** BEGIN MATERIAL SUPPLIED **

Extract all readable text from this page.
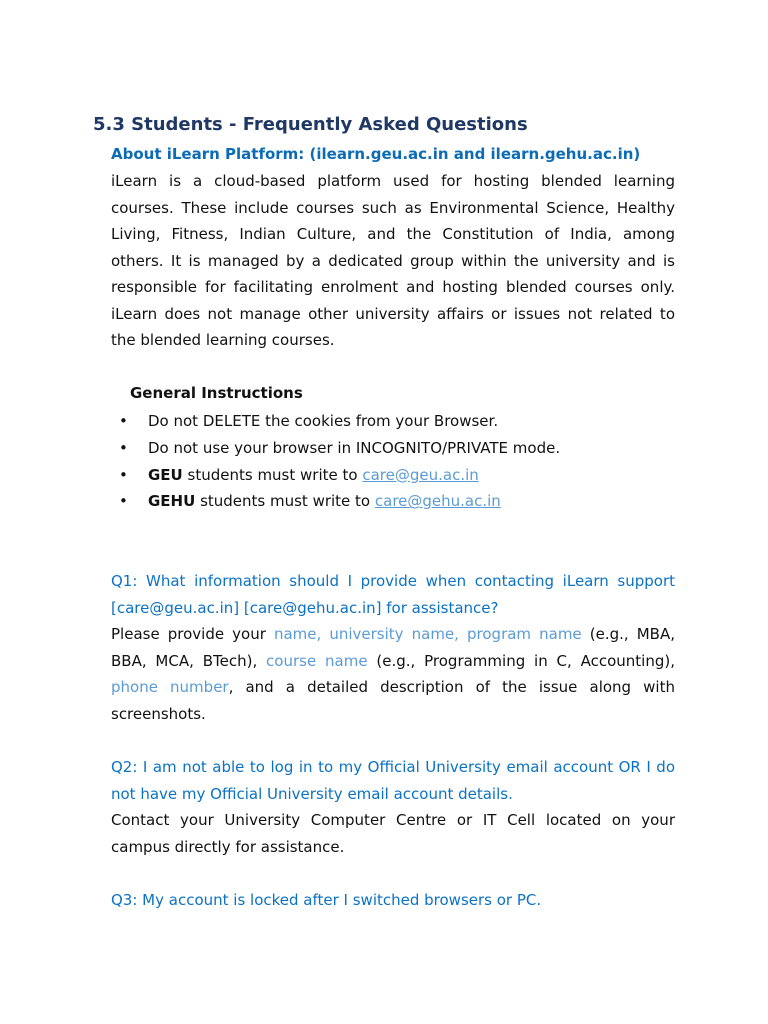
5.3 Students - Frequently Asked Questions
About iLearn Platform: (ilearn.geu.ac.in and ilearn.gehu.ac.in)

iLearn is a cloud-based platform used for hosting blended learning courses. These include courses such as Environmental Science, Healthy Living, Fitness, Indian Culture, and the Constitution of India, among others. It is managed by a dedicated group within the university and is responsible for facilitating enrolment and hosting blended courses only. iLearn does not manage other university affairs or issues not related to the blended learning courses.

General Instructions
• Do not DELETE the cookies from your Browser.
• Do not use your browser in INCOGNITO/PRIVATE mode.
• GEU students must write to care@geu.ac.in
• GEHU students must write to care@gehu.ac.in

Q1: What information should I provide when contacting iLearn support [care@geu.ac.in] [care@gehu.ac.in] for assistance?

Please provide your name, university name, program name (e.g., MBA, BBA, MCA, BTech), course name (e.g., Programming in C, Accounting), phone number, and a detailed description of the issue along with screenshots.

Q2: I am not able to log in to my Official University email account OR I do not have my Official University email account details.

Contact your University Computer Centre or IT Cell located on your campus directly for assistance.

Q3: My account is locked after I switched browsers or PC.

** END MATERIAL SUPPLIED **

WORK REQUIRED
Do not copy the pictures, but repeat every line exactly.

SOLUTION
Extract all readable text from this page.
5.3 Students - Frequently Asked Questions
About iLearn Platform: (ilearn.geu.ac.in and ilearn.gehu.ac.in)

iLearn is a cloud-based platform used for hosting blended learning courses. These include courses such as Environmental Science, Healthy Living, Fitness, Indian Culture, and the Constitution of India, among others. It is managed by a dedicated group within the university and is responsible for facilitating enrolment and hosting blended courses only. iLearn does not manage other university affairs or issues not related to the blended learning courses.

General Instructions
• Do not DELETE the cookies from your Browser.
• Do not use your browser in INCOGNITO/PRIVATE mode.
• GEU students must write to care@geu.ac.in
• GEHU students must write to care@gehu.ac.in

Q1: What information should I provide when contacting iLearn support [care@geu.ac.in] [care@gehu.ac.in] for assistance?

Please provide your name, university name, program name (e.g., MBA, BBA, MCA, BTech), course name (e.g., Programming in C, Accounting), phone number, and a detailed description of the issue along with screenshots.

Q2: I am not able to log in to my Official University email account OR I do not have my Official University email account details.

Contact your University Computer Centre or IT Cell located on your campus directly for assistance.

Q3: My account is locked after I switched browsers or PC.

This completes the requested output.